Page extract ▸
******
And the trouble only gets worse. Adam
blames Eve. Eve blames the serpent. No one takes responsibility. When we play
the “blame game” we are really just pushing our responsibility off to someone
else. God desires that we own up to our sin; take responsibility by admitting
what we have done wrong, and not trying to hide it. This is what it means to confess
our sins, or to repent or turn away from them. We see our error for what it is,
and reject our sin as something wrong, harmful, and deadly to us. But all too
often, instead of doing that, as God would have us, we cling to our sin, or
persist in it. We try to hide it under the radar with our fig leaves, thinking
that God won’t see.
Another “illicit defense” is excuses or
self-justifications for our sin. “The
woman you gave to be with me, she
gave me the fruit of the tree, and I ate.” “It wasn’t my idea.” “She told me to do it.” “You put us together.” Going further
than Adam and Eve, we sometimes even try to argue for the “rightness” of our
wrong actions. We try to convince ourselves, God, or others that a certain sin
or act of disobedience was really OK. We twist ourselves up to make excuses.
You may be lucky enough to have an honest spouse, friend, or co-worker who
calls you on it when you are making excuses, so that again, you take the real
responsibility for the wrong.
******
Source material ▸
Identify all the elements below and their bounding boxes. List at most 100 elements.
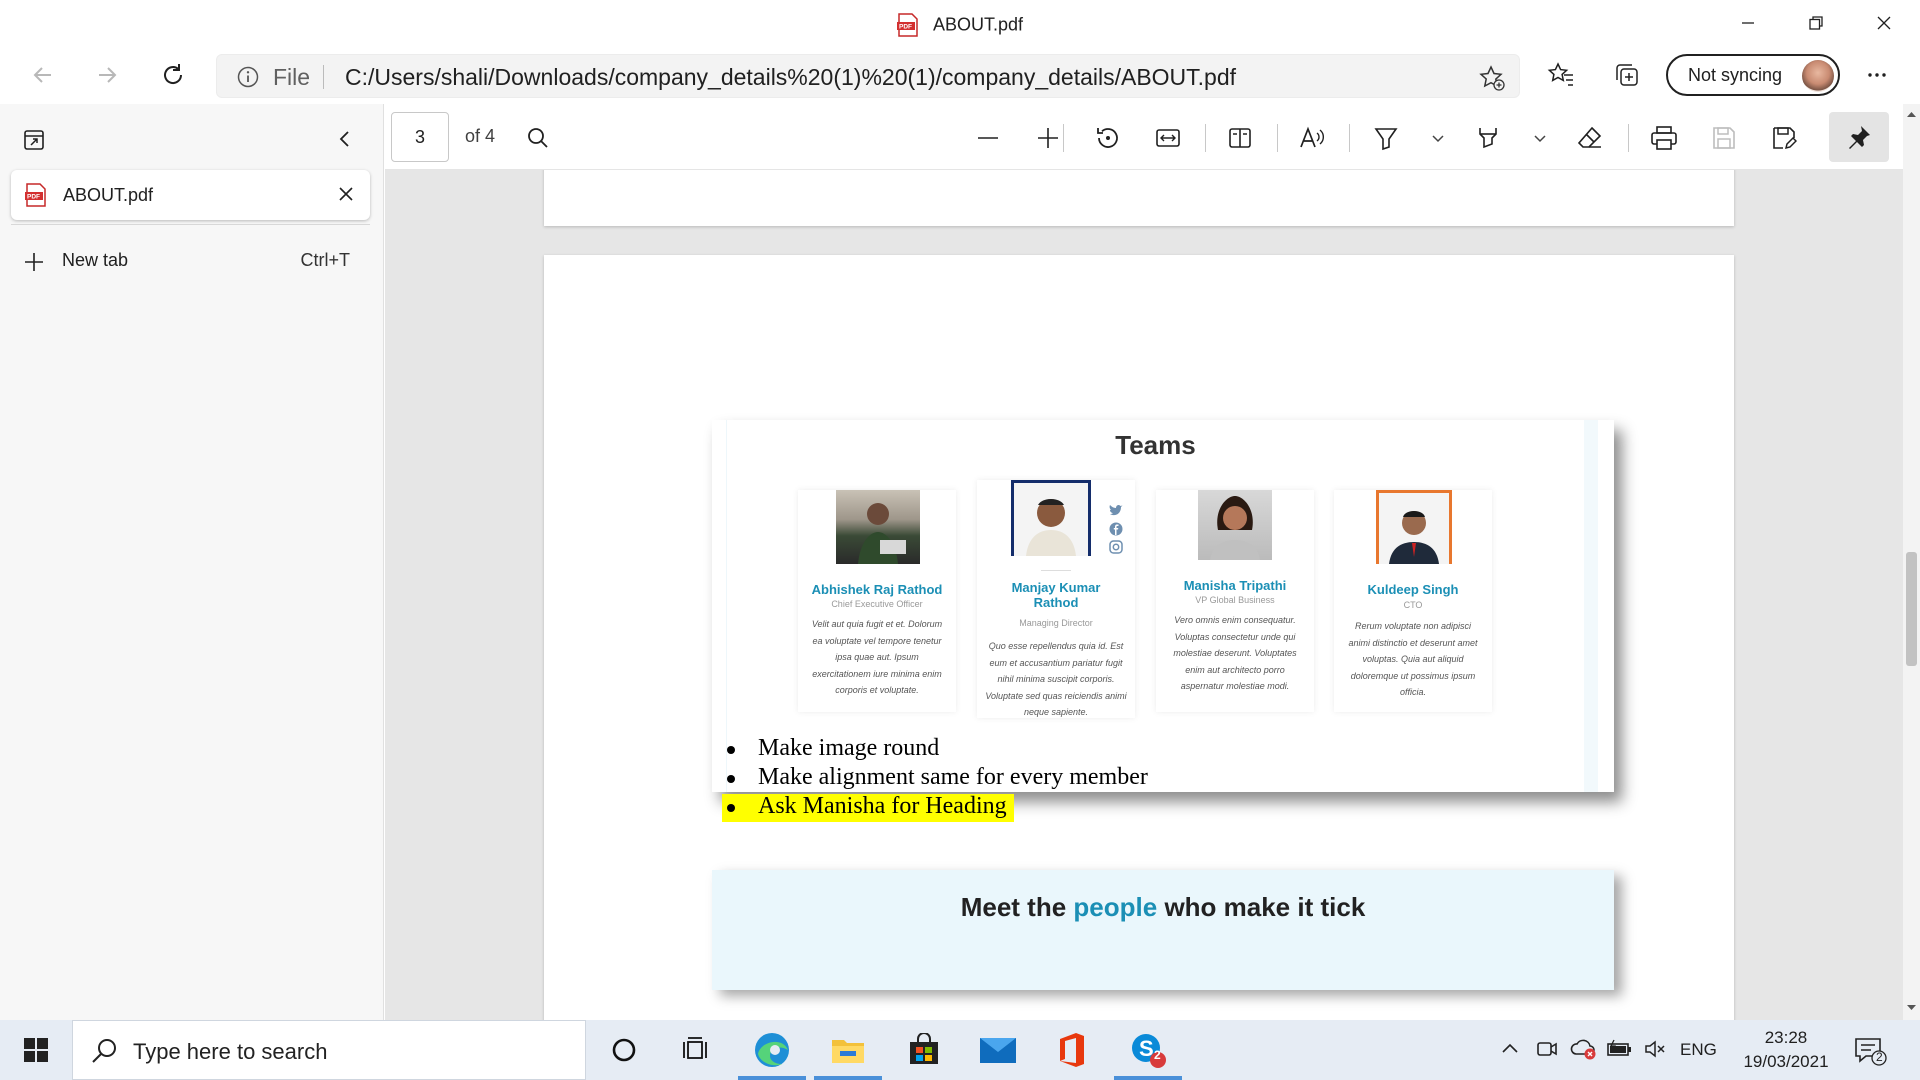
******
Work to complete ▸
#1 Using the passage on blame and excuses, answer:
(a) Whom does Eve blame?
(b) With what does the passage say we try to hide our sin under the radar?
(c) Who may call you on it when you are making excuses?
#2 Translate this sentence from the passage on blame and excuses into Spanish: "We try to convince ourselves, God, or others that a certain sin or act of disobedience was really OK."

Answers ▸
#1
(a) The serpent.
(b) Our fig leaves.
(c) An honest spouse, friend, or co-worker.

#2 Intentamos convencernos a nosotros mismos, a Dios o a otros de que cierto pecado o acto de desobediencia en realidad estaba bien.